** BEGIN INPUT **

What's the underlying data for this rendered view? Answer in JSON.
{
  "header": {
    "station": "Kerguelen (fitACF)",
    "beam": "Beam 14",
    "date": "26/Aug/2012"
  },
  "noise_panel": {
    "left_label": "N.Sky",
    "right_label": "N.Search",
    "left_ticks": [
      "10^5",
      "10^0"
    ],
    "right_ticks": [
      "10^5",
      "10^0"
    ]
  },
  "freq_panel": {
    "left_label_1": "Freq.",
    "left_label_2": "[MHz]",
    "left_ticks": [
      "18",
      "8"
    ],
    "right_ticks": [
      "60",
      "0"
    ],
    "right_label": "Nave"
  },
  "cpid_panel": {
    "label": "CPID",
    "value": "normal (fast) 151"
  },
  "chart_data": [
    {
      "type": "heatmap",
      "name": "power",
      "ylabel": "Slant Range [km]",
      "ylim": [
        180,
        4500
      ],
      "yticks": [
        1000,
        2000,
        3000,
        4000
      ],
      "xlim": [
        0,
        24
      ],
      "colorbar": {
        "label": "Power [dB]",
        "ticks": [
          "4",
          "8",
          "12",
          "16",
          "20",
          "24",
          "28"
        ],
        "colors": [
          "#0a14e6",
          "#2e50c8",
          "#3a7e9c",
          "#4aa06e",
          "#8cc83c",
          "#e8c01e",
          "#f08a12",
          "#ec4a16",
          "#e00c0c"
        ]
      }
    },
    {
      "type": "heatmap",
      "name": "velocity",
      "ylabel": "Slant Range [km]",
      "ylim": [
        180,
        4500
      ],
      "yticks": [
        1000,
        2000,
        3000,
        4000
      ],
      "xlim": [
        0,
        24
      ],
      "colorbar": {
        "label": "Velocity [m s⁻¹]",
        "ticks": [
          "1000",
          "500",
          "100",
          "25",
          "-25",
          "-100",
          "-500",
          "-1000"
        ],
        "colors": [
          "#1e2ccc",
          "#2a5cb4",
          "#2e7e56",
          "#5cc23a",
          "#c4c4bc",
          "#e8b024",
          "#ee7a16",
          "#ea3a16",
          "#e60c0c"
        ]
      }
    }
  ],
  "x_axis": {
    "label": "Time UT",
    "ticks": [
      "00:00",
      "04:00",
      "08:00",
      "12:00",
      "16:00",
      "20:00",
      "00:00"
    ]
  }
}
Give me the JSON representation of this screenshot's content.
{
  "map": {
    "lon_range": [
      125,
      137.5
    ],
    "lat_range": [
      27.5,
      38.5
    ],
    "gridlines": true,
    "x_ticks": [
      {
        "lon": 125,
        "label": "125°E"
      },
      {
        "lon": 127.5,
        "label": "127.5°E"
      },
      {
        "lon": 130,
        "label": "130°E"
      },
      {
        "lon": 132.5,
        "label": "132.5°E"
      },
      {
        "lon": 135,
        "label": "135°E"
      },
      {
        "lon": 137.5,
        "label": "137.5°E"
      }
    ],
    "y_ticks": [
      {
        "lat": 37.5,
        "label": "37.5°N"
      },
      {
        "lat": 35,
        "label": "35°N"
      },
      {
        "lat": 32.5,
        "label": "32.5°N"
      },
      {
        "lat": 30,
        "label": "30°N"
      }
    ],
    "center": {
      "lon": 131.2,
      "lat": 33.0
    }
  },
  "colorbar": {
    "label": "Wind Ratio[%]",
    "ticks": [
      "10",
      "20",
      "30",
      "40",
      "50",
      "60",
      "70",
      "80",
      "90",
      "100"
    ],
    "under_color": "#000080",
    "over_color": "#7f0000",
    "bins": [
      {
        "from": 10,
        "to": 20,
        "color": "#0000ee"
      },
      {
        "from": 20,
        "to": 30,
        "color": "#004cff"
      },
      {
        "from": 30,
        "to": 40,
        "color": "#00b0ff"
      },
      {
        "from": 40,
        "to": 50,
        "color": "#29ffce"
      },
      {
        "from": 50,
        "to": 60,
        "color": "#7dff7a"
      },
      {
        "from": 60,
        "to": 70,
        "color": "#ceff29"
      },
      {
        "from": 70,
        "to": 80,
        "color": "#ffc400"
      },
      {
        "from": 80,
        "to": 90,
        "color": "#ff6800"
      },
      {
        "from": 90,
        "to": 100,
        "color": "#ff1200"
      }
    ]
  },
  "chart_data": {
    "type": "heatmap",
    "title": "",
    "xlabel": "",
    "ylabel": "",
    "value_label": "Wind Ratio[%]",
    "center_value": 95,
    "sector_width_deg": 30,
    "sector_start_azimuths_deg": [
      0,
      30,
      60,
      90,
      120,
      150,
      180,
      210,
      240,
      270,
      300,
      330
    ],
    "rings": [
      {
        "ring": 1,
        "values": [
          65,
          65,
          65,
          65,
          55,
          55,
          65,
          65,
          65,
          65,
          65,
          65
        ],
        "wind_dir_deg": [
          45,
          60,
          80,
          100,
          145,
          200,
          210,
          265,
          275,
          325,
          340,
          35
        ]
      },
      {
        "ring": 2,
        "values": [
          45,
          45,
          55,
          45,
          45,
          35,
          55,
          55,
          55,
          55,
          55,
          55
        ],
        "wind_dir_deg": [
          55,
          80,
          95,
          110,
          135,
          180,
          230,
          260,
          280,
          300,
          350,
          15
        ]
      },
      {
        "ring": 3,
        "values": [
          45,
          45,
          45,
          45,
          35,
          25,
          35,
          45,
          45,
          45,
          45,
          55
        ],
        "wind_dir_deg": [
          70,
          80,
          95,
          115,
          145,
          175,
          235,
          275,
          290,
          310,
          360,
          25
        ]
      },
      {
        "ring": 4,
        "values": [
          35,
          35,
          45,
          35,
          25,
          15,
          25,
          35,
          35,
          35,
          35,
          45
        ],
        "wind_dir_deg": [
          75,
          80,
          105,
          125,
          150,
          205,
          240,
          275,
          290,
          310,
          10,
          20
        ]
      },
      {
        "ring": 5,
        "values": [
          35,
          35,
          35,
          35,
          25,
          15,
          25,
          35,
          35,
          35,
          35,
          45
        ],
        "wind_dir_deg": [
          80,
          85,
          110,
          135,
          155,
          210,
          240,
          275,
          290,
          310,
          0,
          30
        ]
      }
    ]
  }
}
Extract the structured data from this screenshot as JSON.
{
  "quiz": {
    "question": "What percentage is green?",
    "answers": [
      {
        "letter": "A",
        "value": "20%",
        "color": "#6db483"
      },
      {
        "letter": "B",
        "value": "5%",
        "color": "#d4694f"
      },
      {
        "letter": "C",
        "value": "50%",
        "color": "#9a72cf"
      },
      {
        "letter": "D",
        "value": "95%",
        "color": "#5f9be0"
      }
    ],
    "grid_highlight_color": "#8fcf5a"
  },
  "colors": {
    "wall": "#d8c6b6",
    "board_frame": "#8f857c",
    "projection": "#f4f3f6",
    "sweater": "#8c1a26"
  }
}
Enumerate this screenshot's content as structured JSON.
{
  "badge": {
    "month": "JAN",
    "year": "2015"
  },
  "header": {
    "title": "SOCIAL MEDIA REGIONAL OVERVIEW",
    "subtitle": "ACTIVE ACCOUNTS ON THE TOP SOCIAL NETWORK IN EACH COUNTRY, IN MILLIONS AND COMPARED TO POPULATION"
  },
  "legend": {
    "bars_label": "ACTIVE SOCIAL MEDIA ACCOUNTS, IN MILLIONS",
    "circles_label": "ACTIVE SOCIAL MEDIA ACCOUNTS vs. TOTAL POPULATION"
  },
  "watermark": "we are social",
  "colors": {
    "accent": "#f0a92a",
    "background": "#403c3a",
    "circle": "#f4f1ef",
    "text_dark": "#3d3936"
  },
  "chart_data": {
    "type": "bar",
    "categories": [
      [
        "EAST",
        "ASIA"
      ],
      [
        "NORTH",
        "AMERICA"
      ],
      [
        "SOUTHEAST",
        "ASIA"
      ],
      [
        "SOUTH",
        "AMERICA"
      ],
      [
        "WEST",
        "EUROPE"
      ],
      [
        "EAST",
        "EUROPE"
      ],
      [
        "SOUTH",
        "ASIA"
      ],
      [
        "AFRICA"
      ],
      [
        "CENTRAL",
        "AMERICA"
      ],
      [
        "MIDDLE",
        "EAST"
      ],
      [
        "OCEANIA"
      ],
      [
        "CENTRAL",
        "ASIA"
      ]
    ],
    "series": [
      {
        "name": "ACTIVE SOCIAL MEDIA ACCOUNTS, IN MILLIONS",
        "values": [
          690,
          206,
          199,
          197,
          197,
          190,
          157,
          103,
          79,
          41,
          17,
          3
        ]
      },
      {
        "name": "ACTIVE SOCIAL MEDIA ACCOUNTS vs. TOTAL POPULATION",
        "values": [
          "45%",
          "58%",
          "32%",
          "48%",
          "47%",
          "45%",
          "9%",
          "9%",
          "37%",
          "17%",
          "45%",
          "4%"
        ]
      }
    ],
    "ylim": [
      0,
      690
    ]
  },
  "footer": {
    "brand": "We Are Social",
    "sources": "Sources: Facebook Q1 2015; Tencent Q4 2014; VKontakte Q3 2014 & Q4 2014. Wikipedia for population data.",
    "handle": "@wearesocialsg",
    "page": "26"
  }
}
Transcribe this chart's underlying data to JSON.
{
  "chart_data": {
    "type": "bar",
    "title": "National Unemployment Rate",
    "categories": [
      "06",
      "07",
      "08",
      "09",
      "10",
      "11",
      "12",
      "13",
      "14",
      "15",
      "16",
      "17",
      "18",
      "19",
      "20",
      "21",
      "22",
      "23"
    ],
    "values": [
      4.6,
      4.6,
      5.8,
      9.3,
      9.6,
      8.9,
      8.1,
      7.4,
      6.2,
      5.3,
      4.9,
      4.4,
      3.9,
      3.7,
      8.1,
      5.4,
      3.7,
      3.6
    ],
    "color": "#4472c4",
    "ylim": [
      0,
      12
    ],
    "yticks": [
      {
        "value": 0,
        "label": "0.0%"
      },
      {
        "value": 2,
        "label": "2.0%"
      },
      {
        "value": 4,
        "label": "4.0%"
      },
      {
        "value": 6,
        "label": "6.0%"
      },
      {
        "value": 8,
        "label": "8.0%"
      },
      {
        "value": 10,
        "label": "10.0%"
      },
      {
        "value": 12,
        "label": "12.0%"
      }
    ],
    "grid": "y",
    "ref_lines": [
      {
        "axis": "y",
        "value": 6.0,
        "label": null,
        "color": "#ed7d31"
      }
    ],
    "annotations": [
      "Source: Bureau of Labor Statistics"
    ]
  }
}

** END INPUT **

- AIM OF THE EXERCISE -
Report how many lines of the data contain the word "from", using the number alone.

- EXERCISE ANSWER -
10